▶ **Given data**:
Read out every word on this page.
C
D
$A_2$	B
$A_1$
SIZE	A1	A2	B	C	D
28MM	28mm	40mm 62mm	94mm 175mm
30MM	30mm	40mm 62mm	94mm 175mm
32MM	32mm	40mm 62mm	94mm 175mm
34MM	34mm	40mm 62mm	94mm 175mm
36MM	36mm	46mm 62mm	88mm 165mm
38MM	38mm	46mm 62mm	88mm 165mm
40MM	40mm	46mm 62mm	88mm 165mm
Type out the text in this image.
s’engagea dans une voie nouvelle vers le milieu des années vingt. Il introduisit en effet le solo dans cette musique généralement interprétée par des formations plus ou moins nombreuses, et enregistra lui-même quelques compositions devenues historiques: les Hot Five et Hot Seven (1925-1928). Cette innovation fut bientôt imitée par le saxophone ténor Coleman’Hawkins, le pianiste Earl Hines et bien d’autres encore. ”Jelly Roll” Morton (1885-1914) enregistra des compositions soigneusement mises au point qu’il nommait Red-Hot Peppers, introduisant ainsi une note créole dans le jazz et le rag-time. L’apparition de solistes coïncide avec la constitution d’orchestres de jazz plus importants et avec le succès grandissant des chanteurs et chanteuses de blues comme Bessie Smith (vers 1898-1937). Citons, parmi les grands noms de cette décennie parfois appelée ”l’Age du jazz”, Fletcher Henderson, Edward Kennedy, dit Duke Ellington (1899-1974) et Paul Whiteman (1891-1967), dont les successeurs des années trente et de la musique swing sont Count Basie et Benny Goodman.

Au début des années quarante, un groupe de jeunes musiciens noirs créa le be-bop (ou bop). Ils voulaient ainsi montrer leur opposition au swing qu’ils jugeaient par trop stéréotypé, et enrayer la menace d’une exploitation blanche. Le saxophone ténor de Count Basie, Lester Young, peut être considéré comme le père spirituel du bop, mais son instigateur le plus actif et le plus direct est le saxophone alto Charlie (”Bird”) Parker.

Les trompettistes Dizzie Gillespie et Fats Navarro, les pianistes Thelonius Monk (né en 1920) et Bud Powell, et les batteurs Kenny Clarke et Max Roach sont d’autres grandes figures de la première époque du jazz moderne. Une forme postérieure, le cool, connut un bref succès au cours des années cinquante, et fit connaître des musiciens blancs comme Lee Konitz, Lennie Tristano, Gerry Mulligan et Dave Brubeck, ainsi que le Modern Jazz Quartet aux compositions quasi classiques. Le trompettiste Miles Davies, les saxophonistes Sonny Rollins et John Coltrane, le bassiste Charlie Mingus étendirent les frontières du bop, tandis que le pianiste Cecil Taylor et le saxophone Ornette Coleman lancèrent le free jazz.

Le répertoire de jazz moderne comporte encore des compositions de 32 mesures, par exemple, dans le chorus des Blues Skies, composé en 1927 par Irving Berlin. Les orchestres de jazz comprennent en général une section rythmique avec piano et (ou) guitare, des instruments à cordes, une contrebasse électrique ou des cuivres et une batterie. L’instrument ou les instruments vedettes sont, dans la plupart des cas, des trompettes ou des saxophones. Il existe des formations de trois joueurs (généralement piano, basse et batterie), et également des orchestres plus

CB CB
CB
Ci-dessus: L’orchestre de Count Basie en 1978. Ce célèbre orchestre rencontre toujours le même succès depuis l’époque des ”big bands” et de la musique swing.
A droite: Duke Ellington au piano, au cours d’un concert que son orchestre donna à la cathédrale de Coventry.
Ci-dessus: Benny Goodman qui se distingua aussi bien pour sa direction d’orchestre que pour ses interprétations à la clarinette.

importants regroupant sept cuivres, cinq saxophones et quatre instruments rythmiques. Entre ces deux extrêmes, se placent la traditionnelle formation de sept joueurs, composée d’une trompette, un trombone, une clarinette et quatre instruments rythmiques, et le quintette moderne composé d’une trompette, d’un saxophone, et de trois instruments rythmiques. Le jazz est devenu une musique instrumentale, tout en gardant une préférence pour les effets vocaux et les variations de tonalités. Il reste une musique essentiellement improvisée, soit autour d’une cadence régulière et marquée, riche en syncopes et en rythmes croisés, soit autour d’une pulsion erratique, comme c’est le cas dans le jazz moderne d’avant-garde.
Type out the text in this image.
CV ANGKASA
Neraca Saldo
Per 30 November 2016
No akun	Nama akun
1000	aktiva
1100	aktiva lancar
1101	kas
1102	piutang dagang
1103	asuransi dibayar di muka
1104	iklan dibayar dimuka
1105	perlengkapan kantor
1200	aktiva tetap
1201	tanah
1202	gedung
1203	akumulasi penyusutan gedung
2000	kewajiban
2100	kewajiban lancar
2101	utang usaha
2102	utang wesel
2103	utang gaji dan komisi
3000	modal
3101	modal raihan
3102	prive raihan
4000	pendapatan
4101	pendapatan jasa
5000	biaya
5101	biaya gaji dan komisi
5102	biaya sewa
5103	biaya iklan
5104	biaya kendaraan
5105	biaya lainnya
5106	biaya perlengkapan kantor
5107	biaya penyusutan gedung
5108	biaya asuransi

▶ **To do**:
Copy all of the data. Keep every word exactly as it is.

▶ **Task output**:
Read out every word on this page.
C
D
$A_2$	B
$A_1$
SIZE	A1	A2	B	C	D
28MM	28mm	40mm 62mm	94mm 175mm
30MM	30mm	40mm 62mm	94mm 175mm
32MM	32mm	40mm 62mm	94mm 175mm
34MM	34mm	40mm 62mm	94mm 175mm
36MM	36mm	46mm 62mm	88mm 165mm
38MM	38mm	46mm 62mm	88mm 165mm
40MM	40mm	46mm 62mm	88mm 165mm
Type out the text in this image.
s’engagea dans une voie nouvelle vers le milieu des années vingt. Il introduisit en effet le solo dans cette musique généralement interprétée par des formations plus ou moins nombreuses, et enregistra lui-même quelques compositions devenues historiques: les Hot Five et Hot Seven (1925-1928). Cette innovation fut bientôt imitée par le saxophone ténor Coleman’Hawkins, le pianiste Earl Hines et bien d’autres encore. ”Jelly Roll” Morton (1885-1914) enregistra des compositions soigneusement mises au point qu’il nommait Red-Hot Peppers, introduisant ainsi une note créole dans le jazz et le rag-time. L’apparition de solistes coïncide avec la constitution d’orchestres de jazz plus importants et avec le succès grandissant des chanteurs et chanteuses de blues comme Bessie Smith (vers 1898-1937). Citons, parmi les grands noms de cette décennie parfois appelée ”l’Age du jazz”, Fletcher Henderson, Edward Kennedy, dit Duke Ellington (1899-1974) et Paul Whiteman (1891-1967), dont les successeurs des années trente et de la musique swing sont Count Basie et Benny Goodman.

Au début des années quarante, un groupe de jeunes musiciens noirs créa le be-bop (ou bop). Ils voulaient ainsi montrer leur opposition au swing qu’ils jugeaient par trop stéréotypé, et enrayer la menace d’une exploitation blanche. Le saxophone ténor de Count Basie, Lester Young, peut être considéré comme le père spirituel du bop, mais son instigateur le plus actif et le plus direct est le saxophone alto Charlie (”Bird”) Parker.

Les trompettistes Dizzie Gillespie et Fats Navarro, les pianistes Thelonius Monk (né en 1920) et Bud Powell, et les batteurs Kenny Clarke et Max Roach sont d’autres grandes figures de la première époque du jazz moderne. Une forme postérieure, le cool, connut un bref succès au cours des années cinquante, et fit connaître des musiciens blancs comme Lee Konitz, Lennie Tristano, Gerry Mulligan et Dave Brubeck, ainsi que le Modern Jazz Quartet aux compositions quasi classiques. Le trompettiste Miles Davies, les saxophonistes Sonny Rollins et John Coltrane, le bassiste Charlie Mingus étendirent les frontières du bop, tandis que le pianiste Cecil Taylor et le saxophone Ornette Coleman lancèrent le free jazz.

Le répertoire de jazz moderne comporte encore des compositions de 32 mesures, par exemple, dans le chorus des Blues Skies, composé en 1927 par Irving Berlin. Les orchestres de jazz comprennent en général une section rythmique avec piano et (ou) guitare, des instruments à cordes, une contrebasse électrique ou des cuivres et une batterie. L’instrument ou les instruments vedettes sont, dans la plupart des cas, des trompettes ou des saxophones. Il existe des formations de trois joueurs (généralement piano, basse et batterie), et également des orchestres plus

CB CB
CB
Ci-dessus: L’orchestre de Count Basie en 1978. Ce célèbre orchestre rencontre toujours le même succès depuis l’époque des ”big bands” et de la musique swing.
A droite: Duke Ellington au piano, au cours d’un concert que son orchestre donna à la cathédrale de Coventry.
Ci-dessus: Benny Goodman qui se distingua aussi bien pour sa direction d’orchestre que pour ses interprétations à la clarinette.

importants regroupant sept cuivres, cinq saxophones et quatre instruments rythmiques. Entre ces deux extrêmes, se placent la traditionnelle formation de sept joueurs, composée d’une trompette, un trombone, une clarinette et quatre instruments rythmiques, et le quintette moderne composé d’une trompette, d’un saxophone, et de trois instruments rythmiques. Le jazz est devenu une musique instrumentale, tout en gardant une préférence pour les effets vocaux et les variations de tonalités. Il reste une musique essentiellement improvisée, soit autour d’une cadence régulière et marquée, riche en syncopes et en rythmes croisés, soit autour d’une pulsion erratique, comme c’est le cas dans le jazz moderne d’avant-garde.
Type out the text in this image.
CV ANGKASA
Neraca Saldo
Per 30 November 2016
No akun	Nama akun
1000	aktiva
1100	aktiva lancar
1101	kas
1102	piutang dagang
1103	asuransi dibayar di muka
1104	iklan dibayar dimuka
1105	perlengkapan kantor
1200	aktiva tetap
1201	tanah
1202	gedung
1203	akumulasi penyusutan gedung
2000	kewajiban
2100	kewajiban lancar
2101	utang usaha
2102	utang wesel
2103	utang gaji dan komisi
3000	modal
3101	modal raihan
3102	prive raihan
4000	pendapatan
4101	pendapatan jasa
5000	biaya
5101	biaya gaji dan komisi
5102	biaya sewa
5103	biaya iklan
5104	biaya kendaraan
5105	biaya lainnya
5106	biaya perlengkapan kantor
5107	biaya penyusutan gedung
5108	biaya asuransi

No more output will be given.